Count only the lines of the records that hold "have", then give the number without any other words.

[Records from a data collection]
----------------------------------------

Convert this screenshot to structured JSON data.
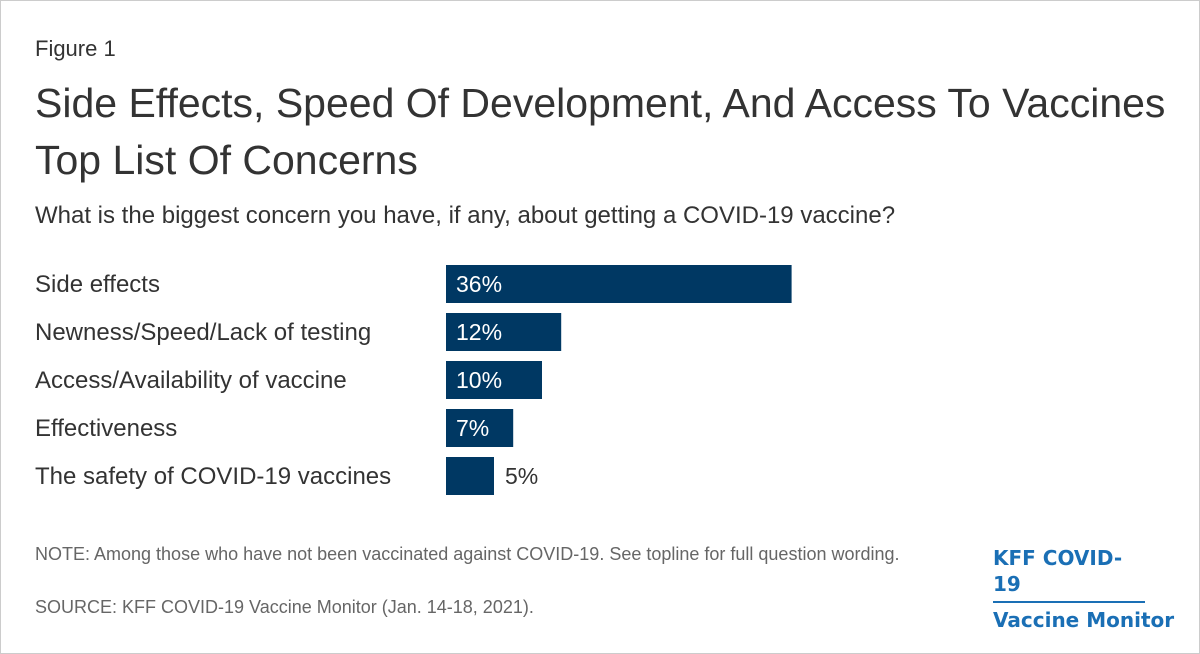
{
  "figure_label": "Figure 1",
  "title": "Side Effects, Speed Of Development, And Access To Vaccines Top List Of Concerns",
  "subtitle": "What is the biggest concern you have, if any, about getting a COVID-19 vaccine?",
  "note": "NOTE: Among those who have not been vaccinated against COVID-19. See topline for full question wording.",
  "source": "SOURCE: KFF COVID-19 Vaccine Monitor (Jan. 14-18, 2021).",
  "logo": {
    "line1": "KFF COVID-19",
    "line2": "Vaccine Monitor",
    "color": "#1a6fb5"
  },
  "colors": {
    "bar": "#003863",
    "label_inside": "#ffffff",
    "label_outside": "#333333",
    "text": "#333333"
  },
  "chart_data": {
    "type": "bar",
    "orientation": "horizontal",
    "categories": [
      "Side effects",
      "Newness/Speed/Lack of testing",
      "Access/Availability of vaccine",
      "Effectiveness",
      "The safety of COVID-19 vaccines"
    ],
    "values": [
      36,
      12,
      10,
      7,
      5
    ],
    "data_labels": [
      "36%",
      "12%",
      "10%",
      "7%",
      "5%"
    ],
    "unit": "%",
    "grid": false,
    "legend": "none"
  }
}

----------------------------------------

__ANSWER TO THE EXERCISE__
2